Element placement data
━━━━━━━━━━━━━━━━━━━━
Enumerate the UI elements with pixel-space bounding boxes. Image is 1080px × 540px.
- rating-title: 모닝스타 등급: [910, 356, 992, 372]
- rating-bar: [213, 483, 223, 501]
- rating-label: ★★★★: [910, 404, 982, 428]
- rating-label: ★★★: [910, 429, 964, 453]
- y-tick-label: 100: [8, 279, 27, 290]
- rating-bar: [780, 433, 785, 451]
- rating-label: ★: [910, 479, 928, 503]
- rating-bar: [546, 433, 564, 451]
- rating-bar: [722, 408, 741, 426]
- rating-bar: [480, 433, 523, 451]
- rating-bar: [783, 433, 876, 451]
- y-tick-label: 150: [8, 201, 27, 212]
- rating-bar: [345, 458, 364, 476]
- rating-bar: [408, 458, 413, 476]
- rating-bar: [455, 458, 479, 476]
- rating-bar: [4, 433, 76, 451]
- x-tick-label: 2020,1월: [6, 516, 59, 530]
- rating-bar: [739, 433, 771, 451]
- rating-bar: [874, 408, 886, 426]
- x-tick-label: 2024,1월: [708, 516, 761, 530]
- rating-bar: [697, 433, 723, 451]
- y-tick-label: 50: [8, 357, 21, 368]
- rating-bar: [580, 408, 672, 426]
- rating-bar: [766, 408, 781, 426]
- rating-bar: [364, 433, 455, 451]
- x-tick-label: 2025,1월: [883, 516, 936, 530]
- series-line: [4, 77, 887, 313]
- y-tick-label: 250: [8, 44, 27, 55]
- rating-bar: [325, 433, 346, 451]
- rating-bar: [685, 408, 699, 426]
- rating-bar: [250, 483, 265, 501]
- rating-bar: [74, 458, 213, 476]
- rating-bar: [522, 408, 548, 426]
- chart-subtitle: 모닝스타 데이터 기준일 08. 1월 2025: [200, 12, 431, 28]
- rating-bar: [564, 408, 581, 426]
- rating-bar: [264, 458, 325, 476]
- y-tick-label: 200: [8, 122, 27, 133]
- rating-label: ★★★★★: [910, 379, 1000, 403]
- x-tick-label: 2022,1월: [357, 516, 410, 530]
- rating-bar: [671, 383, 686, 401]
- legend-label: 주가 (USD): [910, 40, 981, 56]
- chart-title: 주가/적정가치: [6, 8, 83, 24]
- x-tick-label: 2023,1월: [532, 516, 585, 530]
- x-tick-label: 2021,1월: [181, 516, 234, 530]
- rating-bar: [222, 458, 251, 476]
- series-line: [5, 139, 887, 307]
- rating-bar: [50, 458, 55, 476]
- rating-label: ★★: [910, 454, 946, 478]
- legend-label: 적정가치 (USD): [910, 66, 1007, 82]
━━━━━━━━━━━━━━━━━━━━
Reproduce the listing above word for word, with every line in its original order.

ANSWER IN FULL:
Enumerate the UI elements with pixel-space bounding boxes. Image is 1080px × 540px.
- rating-title: 모닝스타 등급: [910, 356, 992, 372]
- rating-bar: [213, 483, 223, 501]
- rating-label: ★★★★: [910, 404, 982, 428]
- rating-label: ★★★: [910, 429, 964, 453]
- y-tick-label: 100: [8, 279, 27, 290]
- rating-bar: [780, 433, 785, 451]
- rating-label: ★: [910, 479, 928, 503]
- rating-bar: [546, 433, 564, 451]
- rating-bar: [722, 408, 741, 426]
- rating-bar: [480, 433, 523, 451]
- rating-bar: [783, 433, 876, 451]
- y-tick-label: 150: [8, 201, 27, 212]
- rating-bar: [345, 458, 364, 476]
- rating-bar: [408, 458, 413, 476]
- rating-bar: [455, 458, 479, 476]
- rating-bar: [4, 433, 76, 451]
- x-tick-label: 2020,1월: [6, 516, 59, 530]
- rating-bar: [739, 433, 771, 451]
- rating-bar: [874, 408, 886, 426]
- x-tick-label: 2024,1월: [708, 516, 761, 530]
- rating-bar: [697, 433, 723, 451]
- y-tick-label: 50: [8, 357, 21, 368]
- rating-bar: [580, 408, 672, 426]
- rating-bar: [766, 408, 781, 426]
- rating-bar: [364, 433, 455, 451]
- x-tick-label: 2025,1월: [883, 516, 936, 530]
- series-line: [4, 77, 887, 313]
- y-tick-label: 250: [8, 44, 27, 55]
- rating-bar: [325, 433, 346, 451]
- rating-bar: [685, 408, 699, 426]
- rating-bar: [250, 483, 265, 501]
- rating-bar: [74, 458, 213, 476]
- rating-bar: [522, 408, 548, 426]
- chart-subtitle: 모닝스타 데이터 기준일 08. 1월 2025: [200, 12, 431, 28]
- rating-bar: [564, 408, 581, 426]
- rating-bar: [264, 458, 325, 476]
- y-tick-label: 200: [8, 122, 27, 133]
- rating-label: ★★★★★: [910, 379, 1000, 403]
- x-tick-label: 2022,1월: [357, 516, 410, 530]
- rating-bar: [671, 383, 686, 401]
- legend-label: 주가 (USD): [910, 40, 981, 56]
- chart-title: 주가/적정가치: [6, 8, 83, 24]
- x-tick-label: 2023,1월: [532, 516, 585, 530]
- x-tick-label: 2021,1월: [181, 516, 234, 530]
- rating-bar: [222, 458, 251, 476]
- series-line: [5, 139, 887, 307]
- rating-bar: [50, 458, 55, 476]
- rating-label: ★★: [910, 454, 946, 478]
- legend-label: 적정가치 (USD): [910, 66, 1007, 82]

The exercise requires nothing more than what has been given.